(Dataset entries)
——
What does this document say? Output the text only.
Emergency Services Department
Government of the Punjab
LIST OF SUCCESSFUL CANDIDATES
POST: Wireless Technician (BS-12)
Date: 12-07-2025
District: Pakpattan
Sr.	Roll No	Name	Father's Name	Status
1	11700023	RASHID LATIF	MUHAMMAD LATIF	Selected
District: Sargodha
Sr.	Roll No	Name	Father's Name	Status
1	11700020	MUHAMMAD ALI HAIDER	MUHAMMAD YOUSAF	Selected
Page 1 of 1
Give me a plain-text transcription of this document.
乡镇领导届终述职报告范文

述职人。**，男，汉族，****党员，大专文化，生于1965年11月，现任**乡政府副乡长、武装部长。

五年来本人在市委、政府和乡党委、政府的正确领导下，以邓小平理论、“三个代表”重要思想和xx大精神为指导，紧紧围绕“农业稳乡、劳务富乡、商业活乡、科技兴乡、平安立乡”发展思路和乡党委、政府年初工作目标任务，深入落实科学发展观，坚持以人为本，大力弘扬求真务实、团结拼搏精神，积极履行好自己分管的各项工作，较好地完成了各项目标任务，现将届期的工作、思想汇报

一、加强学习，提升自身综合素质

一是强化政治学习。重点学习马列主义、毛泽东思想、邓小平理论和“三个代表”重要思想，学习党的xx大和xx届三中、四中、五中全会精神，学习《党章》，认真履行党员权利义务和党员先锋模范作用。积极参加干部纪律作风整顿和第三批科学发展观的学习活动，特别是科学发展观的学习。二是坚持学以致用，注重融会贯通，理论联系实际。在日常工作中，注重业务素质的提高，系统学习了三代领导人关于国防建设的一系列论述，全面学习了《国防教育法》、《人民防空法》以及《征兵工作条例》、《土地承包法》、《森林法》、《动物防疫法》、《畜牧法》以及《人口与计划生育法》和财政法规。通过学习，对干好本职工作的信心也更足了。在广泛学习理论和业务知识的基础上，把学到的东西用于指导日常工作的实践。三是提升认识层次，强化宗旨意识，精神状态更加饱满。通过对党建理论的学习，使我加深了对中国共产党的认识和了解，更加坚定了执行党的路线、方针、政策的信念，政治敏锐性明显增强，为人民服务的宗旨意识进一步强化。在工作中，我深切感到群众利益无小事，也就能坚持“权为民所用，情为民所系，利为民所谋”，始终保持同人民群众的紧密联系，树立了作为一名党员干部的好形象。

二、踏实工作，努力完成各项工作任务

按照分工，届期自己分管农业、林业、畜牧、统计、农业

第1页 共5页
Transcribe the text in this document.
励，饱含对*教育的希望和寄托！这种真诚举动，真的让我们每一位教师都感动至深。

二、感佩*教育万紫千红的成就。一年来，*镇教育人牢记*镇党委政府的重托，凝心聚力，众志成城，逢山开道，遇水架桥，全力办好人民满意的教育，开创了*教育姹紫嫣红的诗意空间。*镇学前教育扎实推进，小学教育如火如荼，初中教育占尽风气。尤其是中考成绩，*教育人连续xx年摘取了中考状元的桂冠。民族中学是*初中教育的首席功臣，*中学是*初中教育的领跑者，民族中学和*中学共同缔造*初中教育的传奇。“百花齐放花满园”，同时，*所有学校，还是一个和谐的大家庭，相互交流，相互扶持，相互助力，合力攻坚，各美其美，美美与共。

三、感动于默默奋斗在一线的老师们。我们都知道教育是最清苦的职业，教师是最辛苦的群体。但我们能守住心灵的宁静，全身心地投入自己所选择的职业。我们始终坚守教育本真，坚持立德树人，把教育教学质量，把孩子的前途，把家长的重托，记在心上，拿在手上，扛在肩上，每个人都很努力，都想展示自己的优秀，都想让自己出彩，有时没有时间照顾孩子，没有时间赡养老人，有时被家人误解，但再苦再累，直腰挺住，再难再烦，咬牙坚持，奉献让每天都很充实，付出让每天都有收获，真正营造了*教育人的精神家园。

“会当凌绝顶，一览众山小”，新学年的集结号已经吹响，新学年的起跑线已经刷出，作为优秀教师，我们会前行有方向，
——
EXERCISE AIM:
Print the listing above in full, exactly as it is.

THE REPLY:
What does this document say? Output the text only.
Emergency Services Department
Government of the Punjab
LIST OF SUCCESSFUL CANDIDATES
POST: Wireless Technician (BS-12)
Date: 12-07-2025
District: Pakpattan
Sr.	Roll No	Name	Father's Name	Status
1	11700023	RASHID LATIF	MUHAMMAD LATIF	Selected
District: Sargodha
Sr.	Roll No	Name	Father's Name	Status
1	11700020	MUHAMMAD ALI HAIDER	MUHAMMAD YOUSAF	Selected
Page 1 of 1
Give me a plain-text transcription of this document.
乡镇领导届终述职报告范文

述职人。**，男，汉族，****党员，大专文化，生于1965年11月，现任**乡政府副乡长、武装部长。

五年来本人在市委、政府和乡党委、政府的正确领导下，以邓小平理论、“三个代表”重要思想和xx大精神为指导，紧紧围绕“农业稳乡、劳务富乡、商业活乡、科技兴乡、平安立乡”发展思路和乡党委、政府年初工作目标任务，深入落实科学发展观，坚持以人为本，大力弘扬求真务实、团结拼搏精神，积极履行好自己分管的各项工作，较好地完成了各项目标任务，现将届期的工作、思想汇报

一、加强学习，提升自身综合素质

一是强化政治学习。重点学习马列主义、毛泽东思想、邓小平理论和“三个代表”重要思想，学习党的xx大和xx届三中、四中、五中全会精神，学习《党章》，认真履行党员权利义务和党员先锋模范作用。积极参加干部纪律作风整顿和第三批科学发展观的学习活动，特别是科学发展观的学习。二是坚持学以致用，注重融会贯通，理论联系实际。在日常工作中，注重业务素质的提高，系统学习了三代领导人关于国防建设的一系列论述，全面学习了《国防教育法》、《人民防空法》以及《征兵工作条例》、《土地承包法》、《森林法》、《动物防疫法》、《畜牧法》以及《人口与计划生育法》和财政法规。通过学习，对干好本职工作的信心也更足了。在广泛学习理论和业务知识的基础上，把学到的东西用于指导日常工作的实践。三是提升认识层次，强化宗旨意识，精神状态更加饱满。通过对党建理论的学习，使我加深了对中国共产党的认识和了解，更加坚定了执行党的路线、方针、政策的信念，政治敏锐性明显增强，为人民服务的宗旨意识进一步强化。在工作中，我深切感到群众利益无小事，也就能坚持“权为民所用，情为民所系，利为民所谋”，始终保持同人民群众的紧密联系，树立了作为一名党员干部的好形象。

二、踏实工作，努力完成各项工作任务

按照分工，届期自己分管农业、林业、畜牧、统计、农业

第1页 共5页
Transcribe the text in this document.
励，饱含对*教育的希望和寄托！这种真诚举动，真的让我们每一位教师都感动至深。

二、感佩*教育万紫千红的成就。一年来，*镇教育人牢记*镇党委政府的重托，凝心聚力，众志成城，逢山开道，遇水架桥，全力办好人民满意的教育，开创了*教育姹紫嫣红的诗意空间。*镇学前教育扎实推进，小学教育如火如荼，初中教育占尽风气。尤其是中考成绩，*教育人连续xx年摘取了中考状元的桂冠。民族中学是*初中教育的首席功臣，*中学是*初中教育的领跑者，民族中学和*中学共同缔造*初中教育的传奇。“百花齐放花满园”，同时，*所有学校，还是一个和谐的大家庭，相互交流，相互扶持，相互助力，合力攻坚，各美其美，美美与共。

三、感动于默默奋斗在一线的老师们。我们都知道教育是最清苦的职业，教师是最辛苦的群体。但我们能守住心灵的宁静，全身心地投入自己所选择的职业。我们始终坚守教育本真，坚持立德树人，把教育教学质量，把孩子的前途，把家长的重托，记在心上，拿在手上，扛在肩上，每个人都很努力，都想展示自己的优秀，都想让自己出彩，有时没有时间照顾孩子，没有时间赡养老人，有时被家人误解，但再苦再累，直腰挺住，再难再烦，咬牙坚持，奉献让每天都很充实，付出让每天都有收获，真正营造了*教育人的精神家园。

“会当凌绝顶，一览众山小”，新学年的集结号已经吹响，新学年的起跑线已经刷出，作为优秀教师，我们会前行有方向，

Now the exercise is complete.